## Stored data
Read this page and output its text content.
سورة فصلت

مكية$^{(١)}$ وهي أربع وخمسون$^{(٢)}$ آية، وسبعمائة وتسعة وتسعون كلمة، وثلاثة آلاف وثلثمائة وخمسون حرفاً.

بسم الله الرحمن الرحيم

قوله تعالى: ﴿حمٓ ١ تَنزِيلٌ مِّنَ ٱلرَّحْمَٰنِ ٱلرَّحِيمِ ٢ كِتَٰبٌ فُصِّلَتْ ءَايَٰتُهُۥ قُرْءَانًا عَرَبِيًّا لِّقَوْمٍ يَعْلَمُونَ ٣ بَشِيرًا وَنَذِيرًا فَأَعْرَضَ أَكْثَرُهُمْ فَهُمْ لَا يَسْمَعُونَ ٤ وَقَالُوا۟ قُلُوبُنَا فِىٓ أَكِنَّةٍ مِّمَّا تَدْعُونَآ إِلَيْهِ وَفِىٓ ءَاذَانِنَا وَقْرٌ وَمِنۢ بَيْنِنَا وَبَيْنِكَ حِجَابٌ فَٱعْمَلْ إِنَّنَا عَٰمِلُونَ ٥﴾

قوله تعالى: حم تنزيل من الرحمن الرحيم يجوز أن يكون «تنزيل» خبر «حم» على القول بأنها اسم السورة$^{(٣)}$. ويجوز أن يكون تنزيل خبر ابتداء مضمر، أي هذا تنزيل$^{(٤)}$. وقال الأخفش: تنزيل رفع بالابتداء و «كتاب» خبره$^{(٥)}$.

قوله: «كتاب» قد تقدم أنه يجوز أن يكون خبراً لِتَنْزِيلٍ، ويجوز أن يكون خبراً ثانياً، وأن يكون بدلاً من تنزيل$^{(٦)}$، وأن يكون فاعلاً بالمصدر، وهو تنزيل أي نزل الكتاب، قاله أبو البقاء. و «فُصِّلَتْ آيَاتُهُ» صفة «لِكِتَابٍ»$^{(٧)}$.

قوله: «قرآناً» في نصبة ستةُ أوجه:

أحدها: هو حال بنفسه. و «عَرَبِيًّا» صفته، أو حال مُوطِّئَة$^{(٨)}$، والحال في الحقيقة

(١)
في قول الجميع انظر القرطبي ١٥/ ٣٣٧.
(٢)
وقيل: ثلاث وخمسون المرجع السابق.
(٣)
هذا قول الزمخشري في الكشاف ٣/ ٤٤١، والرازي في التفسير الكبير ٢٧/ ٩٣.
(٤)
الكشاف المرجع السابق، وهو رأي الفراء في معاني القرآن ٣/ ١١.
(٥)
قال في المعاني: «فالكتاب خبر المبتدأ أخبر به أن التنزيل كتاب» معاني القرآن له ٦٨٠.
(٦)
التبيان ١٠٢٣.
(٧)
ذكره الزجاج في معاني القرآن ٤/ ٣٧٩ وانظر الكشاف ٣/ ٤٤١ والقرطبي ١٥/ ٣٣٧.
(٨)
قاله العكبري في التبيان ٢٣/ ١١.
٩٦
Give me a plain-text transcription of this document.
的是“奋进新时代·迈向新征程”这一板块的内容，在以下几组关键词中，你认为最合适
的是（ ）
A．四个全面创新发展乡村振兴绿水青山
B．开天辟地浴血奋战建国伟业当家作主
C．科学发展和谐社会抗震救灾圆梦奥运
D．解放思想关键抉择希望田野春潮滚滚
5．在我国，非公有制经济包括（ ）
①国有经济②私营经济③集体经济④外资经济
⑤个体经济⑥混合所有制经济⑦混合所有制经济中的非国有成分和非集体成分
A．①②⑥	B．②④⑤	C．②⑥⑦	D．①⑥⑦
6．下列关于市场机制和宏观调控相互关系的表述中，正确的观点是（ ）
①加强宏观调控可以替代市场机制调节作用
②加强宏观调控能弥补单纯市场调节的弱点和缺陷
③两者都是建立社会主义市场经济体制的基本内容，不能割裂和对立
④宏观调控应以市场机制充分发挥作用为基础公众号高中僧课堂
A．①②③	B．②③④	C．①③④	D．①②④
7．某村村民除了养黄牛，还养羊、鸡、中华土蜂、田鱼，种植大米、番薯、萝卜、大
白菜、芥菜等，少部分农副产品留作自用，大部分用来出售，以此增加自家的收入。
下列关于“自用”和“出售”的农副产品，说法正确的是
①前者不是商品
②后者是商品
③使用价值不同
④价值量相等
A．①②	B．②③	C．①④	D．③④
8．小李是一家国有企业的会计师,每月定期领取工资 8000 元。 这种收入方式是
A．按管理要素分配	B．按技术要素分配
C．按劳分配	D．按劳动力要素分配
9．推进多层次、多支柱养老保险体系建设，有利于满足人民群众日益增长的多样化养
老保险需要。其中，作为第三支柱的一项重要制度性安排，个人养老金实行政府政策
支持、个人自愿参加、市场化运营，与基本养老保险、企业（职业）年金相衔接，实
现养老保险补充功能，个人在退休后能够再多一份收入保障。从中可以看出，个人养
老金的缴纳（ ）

## Task
Gather from the records above every line containing the string "قوله".

## Exercise solution
قوله تعالى: ﴿حمٓ ١ تَنزِيلٌ مِّنَ ٱلرَّحْمَٰنِ ٱلرَّحِيمِ ٢ كِتَٰبٌ فُصِّلَتْ ءَايَٰتُهُۥ قُرْءَانًا عَرَبِيًّا لِّقَوْمٍ يَعْلَمُونَ ٣ بَشِيرًا وَنَذِيرًا فَأَعْرَضَ أَكْثَرُهُمْ فَهُمْ لَا يَسْمَعُونَ ٤ وَقَالُوا۟ قُلُوبُنَا فِىٓ أَكِنَّةٍ مِّمَّا تَدْعُونَآ إِلَيْهِ وَفِىٓ ءَاذَانِنَا وَقْرٌ وَمِنۢ بَيْنِنَا وَبَيْنِكَ حِجَابٌ فَٱعْمَلْ إِنَّنَا عَٰمِلُونَ ٥﴾
قوله تعالى: حم تنزيل من الرحمن الرحيم يجوز أن يكون «تنزيل» خبر «حم» على القول بأنها اسم السورة$^{(٣)}$. ويجوز أن يكون تنزيل خبر ابتداء مضمر، أي هذا تنزيل$^{(٤)}$. وقال الأخفش: تنزيل رفع بالابتداء و «كتاب» خبره$^{(٥)}$.
قوله: «كتاب» قد تقدم أنه يجوز أن يكون خبراً لِتَنْزِيلٍ، ويجوز أن يكون خبراً ثانياً، وأن يكون بدلاً من تنزيل$^{(٦)}$، وأن يكون فاعلاً بالمصدر، وهو تنزيل أي نزل الكتاب، قاله أبو البقاء. و «فُصِّلَتْ آيَاتُهُ» صفة «لِكِتَابٍ»$^{(٧)}$.
قوله: «قرآناً» في نصبة ستةُ أوجه:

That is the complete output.